* **PROBLEM DESCRIPTION**:
Check every line of the material below for the string "BITCOINTALK", and return the ones that have it.

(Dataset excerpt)
^^^^^^^^
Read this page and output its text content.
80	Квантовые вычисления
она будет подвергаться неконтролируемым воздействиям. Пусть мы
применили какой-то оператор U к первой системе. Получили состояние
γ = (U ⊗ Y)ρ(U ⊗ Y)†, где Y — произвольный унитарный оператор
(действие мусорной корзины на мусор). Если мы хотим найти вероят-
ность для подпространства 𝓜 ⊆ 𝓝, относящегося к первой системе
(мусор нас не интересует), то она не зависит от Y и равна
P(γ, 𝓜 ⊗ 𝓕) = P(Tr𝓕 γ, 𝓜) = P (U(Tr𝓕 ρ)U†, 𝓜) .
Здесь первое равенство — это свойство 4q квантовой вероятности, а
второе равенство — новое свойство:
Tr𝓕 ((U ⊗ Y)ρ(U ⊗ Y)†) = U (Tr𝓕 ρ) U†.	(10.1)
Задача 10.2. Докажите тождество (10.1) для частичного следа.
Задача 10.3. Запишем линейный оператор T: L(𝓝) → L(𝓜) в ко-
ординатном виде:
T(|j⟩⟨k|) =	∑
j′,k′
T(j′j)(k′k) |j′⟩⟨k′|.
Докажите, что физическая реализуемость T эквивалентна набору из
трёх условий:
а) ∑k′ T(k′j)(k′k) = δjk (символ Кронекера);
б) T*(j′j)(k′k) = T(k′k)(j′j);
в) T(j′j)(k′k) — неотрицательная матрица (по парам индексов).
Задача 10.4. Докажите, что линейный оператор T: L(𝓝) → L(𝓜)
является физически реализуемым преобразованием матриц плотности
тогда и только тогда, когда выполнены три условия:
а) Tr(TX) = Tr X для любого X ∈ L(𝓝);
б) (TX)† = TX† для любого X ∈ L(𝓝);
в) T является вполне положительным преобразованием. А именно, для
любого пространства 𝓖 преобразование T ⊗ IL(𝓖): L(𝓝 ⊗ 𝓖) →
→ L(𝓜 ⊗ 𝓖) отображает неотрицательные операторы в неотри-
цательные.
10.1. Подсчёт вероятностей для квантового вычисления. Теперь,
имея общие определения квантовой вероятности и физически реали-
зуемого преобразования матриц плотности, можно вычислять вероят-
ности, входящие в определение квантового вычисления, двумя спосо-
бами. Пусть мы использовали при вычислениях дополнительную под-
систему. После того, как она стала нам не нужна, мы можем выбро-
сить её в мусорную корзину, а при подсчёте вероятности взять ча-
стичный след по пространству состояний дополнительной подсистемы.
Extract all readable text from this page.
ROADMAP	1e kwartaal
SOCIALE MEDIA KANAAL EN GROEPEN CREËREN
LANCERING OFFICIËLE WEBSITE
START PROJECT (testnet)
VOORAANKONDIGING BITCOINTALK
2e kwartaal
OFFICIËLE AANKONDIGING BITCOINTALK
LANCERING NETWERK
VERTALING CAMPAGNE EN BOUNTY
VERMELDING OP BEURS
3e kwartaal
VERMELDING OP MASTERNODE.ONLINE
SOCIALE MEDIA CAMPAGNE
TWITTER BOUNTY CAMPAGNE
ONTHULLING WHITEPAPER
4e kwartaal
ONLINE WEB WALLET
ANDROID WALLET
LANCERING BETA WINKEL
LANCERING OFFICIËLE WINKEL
^^^^^^^^
* **SOLUTION FOR THIS TASK**:
VOORAANKONDIGING BITCOINTALK
OFFICIËLE AANKONDIGING BITCOINTALK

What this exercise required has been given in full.